— start MATERIAL FOR THIS TASK —

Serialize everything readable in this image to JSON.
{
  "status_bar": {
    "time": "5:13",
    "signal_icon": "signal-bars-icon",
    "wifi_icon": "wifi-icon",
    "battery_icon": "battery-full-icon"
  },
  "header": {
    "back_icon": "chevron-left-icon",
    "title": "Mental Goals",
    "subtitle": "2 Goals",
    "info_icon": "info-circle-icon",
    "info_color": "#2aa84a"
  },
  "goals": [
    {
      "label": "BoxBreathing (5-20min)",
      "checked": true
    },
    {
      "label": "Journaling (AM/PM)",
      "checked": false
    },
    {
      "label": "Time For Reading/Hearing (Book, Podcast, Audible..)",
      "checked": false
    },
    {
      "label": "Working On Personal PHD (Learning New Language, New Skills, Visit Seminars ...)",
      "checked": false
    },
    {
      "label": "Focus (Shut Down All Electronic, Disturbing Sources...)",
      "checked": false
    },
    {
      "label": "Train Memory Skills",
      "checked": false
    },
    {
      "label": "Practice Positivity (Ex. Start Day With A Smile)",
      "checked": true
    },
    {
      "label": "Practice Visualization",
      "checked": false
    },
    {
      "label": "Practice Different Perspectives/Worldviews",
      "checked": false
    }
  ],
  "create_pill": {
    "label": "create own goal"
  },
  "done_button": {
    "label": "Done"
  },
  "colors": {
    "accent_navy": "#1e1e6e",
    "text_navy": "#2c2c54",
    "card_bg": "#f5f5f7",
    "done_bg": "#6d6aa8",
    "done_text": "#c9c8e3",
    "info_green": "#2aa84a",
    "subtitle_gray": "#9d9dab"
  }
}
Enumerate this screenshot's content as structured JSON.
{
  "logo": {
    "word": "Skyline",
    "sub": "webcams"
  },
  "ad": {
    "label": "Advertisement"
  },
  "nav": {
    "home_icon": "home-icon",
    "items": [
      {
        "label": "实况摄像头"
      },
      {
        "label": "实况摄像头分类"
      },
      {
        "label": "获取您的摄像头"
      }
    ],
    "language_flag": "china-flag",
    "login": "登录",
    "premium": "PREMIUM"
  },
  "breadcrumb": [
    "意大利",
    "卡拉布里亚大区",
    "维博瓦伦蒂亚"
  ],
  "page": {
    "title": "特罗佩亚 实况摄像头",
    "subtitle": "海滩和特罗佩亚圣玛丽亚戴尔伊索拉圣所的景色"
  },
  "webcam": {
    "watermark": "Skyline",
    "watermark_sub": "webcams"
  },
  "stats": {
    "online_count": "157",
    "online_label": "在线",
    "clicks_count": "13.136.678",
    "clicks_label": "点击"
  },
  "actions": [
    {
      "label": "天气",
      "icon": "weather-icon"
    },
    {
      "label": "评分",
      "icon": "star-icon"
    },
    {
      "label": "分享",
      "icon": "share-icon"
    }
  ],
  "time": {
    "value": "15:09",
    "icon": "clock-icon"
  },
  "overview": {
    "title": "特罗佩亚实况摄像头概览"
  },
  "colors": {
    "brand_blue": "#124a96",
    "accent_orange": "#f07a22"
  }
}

— end MATERIAL FOR THIS TASK —

**AIM OF THE TASK**
Repeat every record, keeping each word and mark exactly as it is.

**THE RESULT**
Serialize everything readable in this image to JSON.
{
  "status_bar": {
    "time": "5:13",
    "signal_icon": "signal-bars-icon",
    "wifi_icon": "wifi-icon",
    "battery_icon": "battery-full-icon"
  },
  "header": {
    "back_icon": "chevron-left-icon",
    "title": "Mental Goals",
    "subtitle": "2 Goals",
    "info_icon": "info-circle-icon",
    "info_color": "#2aa84a"
  },
  "goals": [
    {
      "label": "BoxBreathing (5-20min)",
      "checked": true
    },
    {
      "label": "Journaling (AM/PM)",
      "checked": false
    },
    {
      "label": "Time For Reading/Hearing (Book, Podcast, Audible..)",
      "checked": false
    },
    {
      "label": "Working On Personal PHD (Learning New Language, New Skills, Visit Seminars ...)",
      "checked": false
    },
    {
      "label": "Focus (Shut Down All Electronic, Disturbing Sources...)",
      "checked": false
    },
    {
      "label": "Train Memory Skills",
      "checked": false
    },
    {
      "label": "Practice Positivity (Ex. Start Day With A Smile)",
      "checked": true
    },
    {
      "label": "Practice Visualization",
      "checked": false
    },
    {
      "label": "Practice Different Perspectives/Worldviews",
      "checked": false
    }
  ],
  "create_pill": {
    "label": "create own goal"
  },
  "done_button": {
    "label": "Done"
  },
  "colors": {
    "accent_navy": "#1e1e6e",
    "text_navy": "#2c2c54",
    "card_bg": "#f5f5f7",
    "done_bg": "#6d6aa8",
    "done_text": "#c9c8e3",
    "info_green": "#2aa84a",
    "subtitle_gray": "#9d9dab"
  }
}
Enumerate this screenshot's content as structured JSON.
{
  "logo": {
    "word": "Skyline",
    "sub": "webcams"
  },
  "ad": {
    "label": "Advertisement"
  },
  "nav": {
    "home_icon": "home-icon",
    "items": [
      {
        "label": "实况摄像头"
      },
      {
        "label": "实况摄像头分类"
      },
      {
        "label": "获取您的摄像头"
      }
    ],
    "language_flag": "china-flag",
    "login": "登录",
    "premium": "PREMIUM"
  },
  "breadcrumb": [
    "意大利",
    "卡拉布里亚大区",
    "维博瓦伦蒂亚"
  ],
  "page": {
    "title": "特罗佩亚 实况摄像头",
    "subtitle": "海滩和特罗佩亚圣玛丽亚戴尔伊索拉圣所的景色"
  },
  "webcam": {
    "watermark": "Skyline",
    "watermark_sub": "webcams"
  },
  "stats": {
    "online_count": "157",
    "online_label": "在线",
    "clicks_count": "13.136.678",
    "clicks_label": "点击"
  },
  "actions": [
    {
      "label": "天气",
      "icon": "weather-icon"
    },
    {
      "label": "评分",
      "icon": "star-icon"
    },
    {
      "label": "分享",
      "icon": "share-icon"
    }
  ],
  "time": {
    "value": "15:09",
    "icon": "clock-icon"
  },
  "overview": {
    "title": "特罗佩亚实况摄像头概览"
  },
  "colors": {
    "brand_blue": "#124a96",
    "accent_orange": "#f07a22"
  }
}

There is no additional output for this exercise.